• [DATA FOR THIS EXERCISE]:
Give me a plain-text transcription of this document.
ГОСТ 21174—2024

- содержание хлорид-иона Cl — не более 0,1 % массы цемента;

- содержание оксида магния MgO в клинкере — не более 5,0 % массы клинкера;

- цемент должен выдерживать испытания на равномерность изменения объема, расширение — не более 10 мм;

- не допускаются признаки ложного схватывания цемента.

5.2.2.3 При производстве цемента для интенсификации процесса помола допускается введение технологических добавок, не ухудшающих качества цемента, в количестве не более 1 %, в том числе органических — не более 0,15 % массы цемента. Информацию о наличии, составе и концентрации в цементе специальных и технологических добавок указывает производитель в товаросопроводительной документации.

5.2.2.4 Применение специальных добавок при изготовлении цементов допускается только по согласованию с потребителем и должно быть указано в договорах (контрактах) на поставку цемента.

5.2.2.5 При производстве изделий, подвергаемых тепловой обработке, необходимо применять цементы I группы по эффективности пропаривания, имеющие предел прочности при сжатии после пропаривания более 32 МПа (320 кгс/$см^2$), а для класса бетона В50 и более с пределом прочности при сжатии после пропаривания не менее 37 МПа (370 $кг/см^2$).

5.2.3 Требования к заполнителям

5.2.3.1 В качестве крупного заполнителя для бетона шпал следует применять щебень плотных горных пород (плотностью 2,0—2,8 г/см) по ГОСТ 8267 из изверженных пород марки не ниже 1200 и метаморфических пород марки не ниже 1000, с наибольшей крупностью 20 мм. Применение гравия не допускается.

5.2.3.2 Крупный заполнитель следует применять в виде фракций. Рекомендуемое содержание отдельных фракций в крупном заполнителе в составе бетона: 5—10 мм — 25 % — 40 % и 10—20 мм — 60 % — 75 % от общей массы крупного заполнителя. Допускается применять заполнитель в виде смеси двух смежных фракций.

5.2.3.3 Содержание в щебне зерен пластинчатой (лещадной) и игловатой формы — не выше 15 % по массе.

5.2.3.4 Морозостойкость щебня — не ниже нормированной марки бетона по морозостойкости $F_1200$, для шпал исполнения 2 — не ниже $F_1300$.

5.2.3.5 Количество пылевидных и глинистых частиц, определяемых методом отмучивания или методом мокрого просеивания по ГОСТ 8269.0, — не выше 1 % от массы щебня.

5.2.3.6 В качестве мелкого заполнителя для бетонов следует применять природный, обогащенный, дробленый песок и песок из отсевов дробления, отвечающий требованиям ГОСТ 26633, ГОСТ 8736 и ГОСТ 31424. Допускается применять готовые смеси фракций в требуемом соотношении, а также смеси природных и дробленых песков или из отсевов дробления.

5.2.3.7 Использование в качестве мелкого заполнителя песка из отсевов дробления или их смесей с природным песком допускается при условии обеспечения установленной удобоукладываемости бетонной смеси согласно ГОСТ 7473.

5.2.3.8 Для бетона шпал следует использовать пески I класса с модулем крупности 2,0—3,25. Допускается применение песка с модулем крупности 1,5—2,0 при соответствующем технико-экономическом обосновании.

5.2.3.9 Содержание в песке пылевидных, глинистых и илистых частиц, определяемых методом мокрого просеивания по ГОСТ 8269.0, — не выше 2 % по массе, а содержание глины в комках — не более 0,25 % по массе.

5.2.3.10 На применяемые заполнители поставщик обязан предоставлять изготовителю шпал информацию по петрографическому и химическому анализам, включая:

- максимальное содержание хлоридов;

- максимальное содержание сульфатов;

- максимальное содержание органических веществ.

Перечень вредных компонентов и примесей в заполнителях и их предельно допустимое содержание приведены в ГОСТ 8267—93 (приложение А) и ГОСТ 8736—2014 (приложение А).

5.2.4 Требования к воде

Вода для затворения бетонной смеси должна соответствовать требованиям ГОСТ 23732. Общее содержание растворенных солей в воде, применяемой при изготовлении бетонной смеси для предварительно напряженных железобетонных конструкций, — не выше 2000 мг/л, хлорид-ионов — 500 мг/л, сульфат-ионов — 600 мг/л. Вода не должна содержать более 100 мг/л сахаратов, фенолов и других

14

• [SET PROBLEM]: From the preceding material, extract every line exactly.

• [FINISHED EXERCISE]:
Give me a plain-text transcription of this document.
ГОСТ 21174—2024

- содержание хлорид-иона Cl — не более 0,1 % массы цемента;

- содержание оксида магния MgO в клинкере — не более 5,0 % массы клинкера;

- цемент должен выдерживать испытания на равномерность изменения объема, расширение — не более 10 мм;

- не допускаются признаки ложного схватывания цемента.

5.2.2.3 При производстве цемента для интенсификации процесса помола допускается введение технологических добавок, не ухудшающих качества цемента, в количестве не более 1 %, в том числе органических — не более 0,15 % массы цемента. Информацию о наличии, составе и концентрации в цементе специальных и технологических добавок указывает производитель в товаросопроводительной документации.

5.2.2.4 Применение специальных добавок при изготовлении цементов допускается только по согласованию с потребителем и должно быть указано в договорах (контрактах) на поставку цемента.

5.2.2.5 При производстве изделий, подвергаемых тепловой обработке, необходимо применять цементы I группы по эффективности пропаривания, имеющие предел прочности при сжатии после пропаривания более 32 МПа (320 кгс/$см^2$), а для класса бетона В50 и более с пределом прочности при сжатии после пропаривания не менее 37 МПа (370 $кг/см^2$).

5.2.3 Требования к заполнителям

5.2.3.1 В качестве крупного заполнителя для бетона шпал следует применять щебень плотных горных пород (плотностью 2,0—2,8 г/см) по ГОСТ 8267 из изверженных пород марки не ниже 1200 и метаморфических пород марки не ниже 1000, с наибольшей крупностью 20 мм. Применение гравия не допускается.

5.2.3.2 Крупный заполнитель следует применять в виде фракций. Рекомендуемое содержание отдельных фракций в крупном заполнителе в составе бетона: 5—10 мм — 25 % — 40 % и 10—20 мм — 60 % — 75 % от общей массы крупного заполнителя. Допускается применять заполнитель в виде смеси двух смежных фракций.

5.2.3.3 Содержание в щебне зерен пластинчатой (лещадной) и игловатой формы — не выше 15 % по массе.

5.2.3.4 Морозостойкость щебня — не ниже нормированной марки бетона по морозостойкости $F_1200$, для шпал исполнения 2 — не ниже $F_1300$.

5.2.3.5 Количество пылевидных и глинистых частиц, определяемых методом отмучивания или методом мокрого просеивания по ГОСТ 8269.0, — не выше 1 % от массы щебня.

5.2.3.6 В качестве мелкого заполнителя для бетонов следует применять природный, обогащенный, дробленый песок и песок из отсевов дробления, отвечающий требованиям ГОСТ 26633, ГОСТ 8736 и ГОСТ 31424. Допускается применять готовые смеси фракций в требуемом соотношении, а также смеси природных и дробленых песков или из отсевов дробления.

5.2.3.7 Использование в качестве мелкого заполнителя песка из отсевов дробления или их смесей с природным песком допускается при условии обеспечения установленной удобоукладываемости бетонной смеси согласно ГОСТ 7473.

5.2.3.8 Для бетона шпал следует использовать пески I класса с модулем крупности 2,0—3,25. Допускается применение песка с модулем крупности 1,5—2,0 при соответствующем технико-экономическом обосновании.

5.2.3.9 Содержание в песке пылевидных, глинистых и илистых частиц, определяемых методом мокрого просеивания по ГОСТ 8269.0, — не выше 2 % по массе, а содержание глины в комках — не более 0,25 % по массе.

5.2.3.10 На применяемые заполнители поставщик обязан предоставлять изготовителю шпал информацию по петрографическому и химическому анализам, включая:

- максимальное содержание хлоридов;

- максимальное содержание сульфатов;

- максимальное содержание органических веществ.

Перечень вредных компонентов и примесей в заполнителях и их предельно допустимое содержание приведены в ГОСТ 8267—93 (приложение А) и ГОСТ 8736—2014 (приложение А).

5.2.4 Требования к воде

Вода для затворения бетонной смеси должна соответствовать требованиям ГОСТ 23732. Общее содержание растворенных солей в воде, применяемой при изготовлении бетонной смеси для предварительно напряженных железобетонных конструкций, — не выше 2000 мг/л, хлорид-ионов — 500 мг/л, сульфат-ионов — 600 мг/л. Вода не должна содержать более 100 мг/л сахаратов, фенолов и других

14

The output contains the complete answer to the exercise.